Collected data entries

┌──

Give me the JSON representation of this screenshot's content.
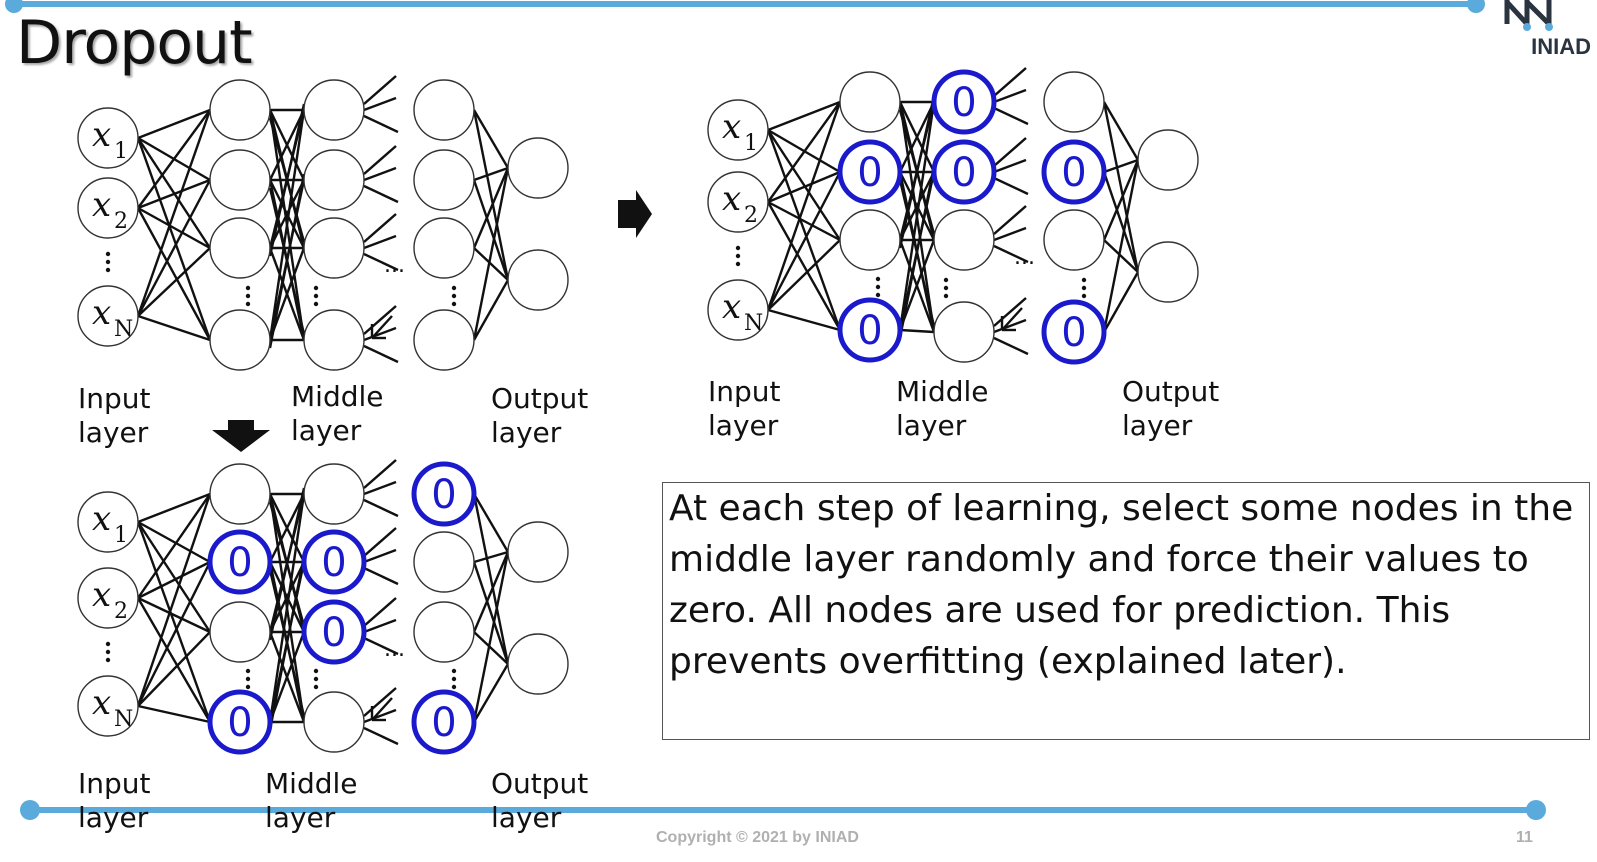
{
  "slide": {
    "title": "Dropout",
    "logo_text": "INIAD",
    "copyright": "Copyright © 2021 by INIAD",
    "page_number": "11",
    "accent_color": "#5aabdb",
    "zero_node_color": "#1a1acc"
  },
  "layer_labels": {
    "input": [
      "Input",
      "layer"
    ],
    "middle": [
      "Middle",
      "layer"
    ],
    "output": [
      "Output",
      "layer"
    ]
  },
  "node_text": {
    "zero": "0",
    "ellipsis": "...",
    "input_nodes": [
      {
        "base": "x",
        "sub": "1"
      },
      {
        "base": "x",
        "sub": "2"
      },
      {
        "base": "x",
        "sub": "N"
      }
    ]
  },
  "description": "At each step of learning, select some nodes in the middle layer randomly and force their values to zero. All nodes are used for prediction. This prevents overfitting (explained later).",
  "networks": [
    {
      "name": "original",
      "zeros": {
        "m1": [],
        "m2": [],
        "m3": []
      }
    },
    {
      "name": "dropout-step-a",
      "zeros": {
        "m1": [
          1,
          3
        ],
        "m2": [
          0,
          1
        ],
        "m3": [
          1,
          3
        ]
      }
    },
    {
      "name": "dropout-step-b",
      "zeros": {
        "m1": [
          1,
          3
        ],
        "m2": [
          1,
          2
        ],
        "m3": [
          0,
          3
        ]
      }
    }
  ]
}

└──

SET TASK
From the listing above, copy every line that includes the word "INIAD".

REPLY
    "logo_text": "INIAD",
    "copyright": "Copyright © 2021 by INIAD",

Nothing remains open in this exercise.